=== Entries from a dataset ===
※ ※ ※
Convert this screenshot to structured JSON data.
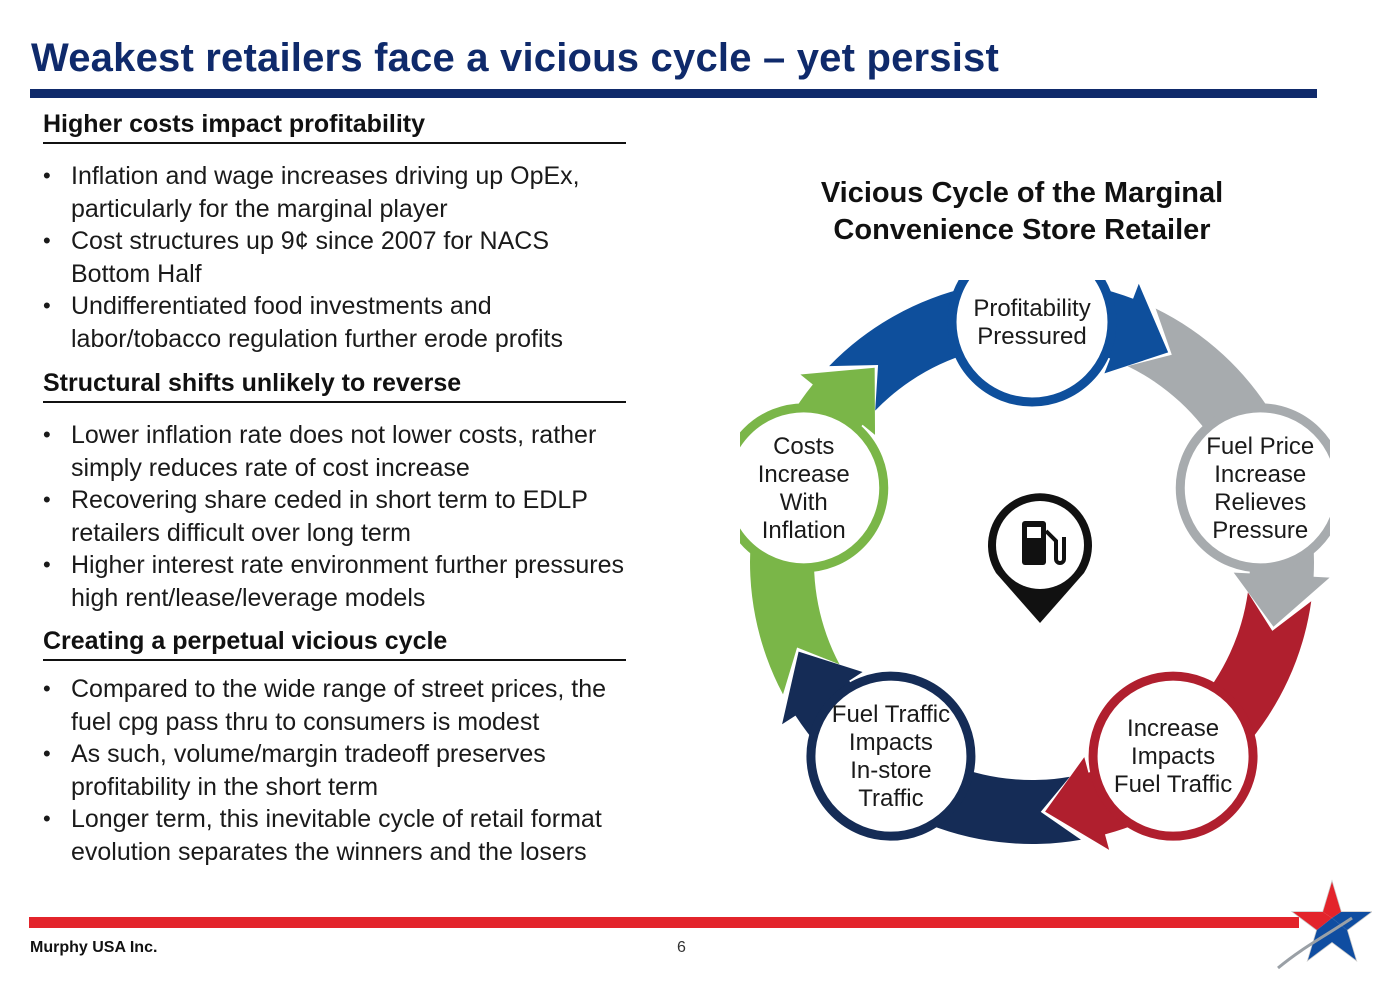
{
  "title": "Weakest retailers face a vicious cycle – yet persist",
  "sections": [
    {
      "heading": "Higher costs impact profitability",
      "bullets": [
        "Inflation and wage increases driving up OpEx, particularly for the marginal player",
        "Cost structures up 9¢ since 2007 for NACS Bottom Half",
        "Undifferentiated food investments and labor/tobacco regulation further erode profits"
      ]
    },
    {
      "heading": "Structural shifts unlikely to reverse",
      "bullets": [
        "Lower inflation rate does not lower costs, rather simply reduces rate of cost increase",
        "Recovering share ceded in short term to EDLP retailers difficult over long term",
        "Higher interest rate environment further pressures high rent/lease/leverage models"
      ]
    },
    {
      "heading": "Creating a perpetual vicious cycle",
      "bullets": [
        "Compared to the wide range of street prices, the fuel cpg pass thru to consumers is modest",
        "As such, volume/margin tradeoff preserves profitability in the short term",
        "Longer term, this inevitable cycle of retail format evolution separates the winners and the losers"
      ]
    }
  ],
  "cycle": {
    "title_line1": "Vicious Cycle of the Marginal",
    "title_line2": "Convenience Store Retailer",
    "nodes": [
      {
        "lines": [
          "Profitability",
          "Pressured"
        ],
        "color": "#0e4f9c"
      },
      {
        "lines": [
          "Fuel Price",
          "Increase",
          "Relieves",
          "Pressure"
        ],
        "color": "#a7abae"
      },
      {
        "lines": [
          "Increase",
          "Impacts",
          "Fuel Traffic"
        ],
        "color": "#b01f2e"
      },
      {
        "lines": [
          "Fuel Traffic",
          "Impacts",
          "In-store",
          "Traffic"
        ],
        "color": "#152c56"
      },
      {
        "lines": [
          "Costs",
          "Increase",
          "With",
          "Inflation"
        ],
        "color": "#7ab648"
      }
    ],
    "center_icon": "fuel-pump-pin-icon"
  },
  "footer": {
    "company": "Murphy USA Inc.",
    "page_number": "6",
    "logo_icon": "murphy-usa-star-icon"
  },
  "colors": {
    "navy": "#0f2a6b",
    "footer_red": "#e3242b"
  }
}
※ ※ ※
=== Set exercise ===
In the records above, find the lines containing "icon" and copy them.

=== Completed task ===
    "center_icon": "fuel-pump-pin-icon"
    "logo_icon": "murphy-usa-star-icon"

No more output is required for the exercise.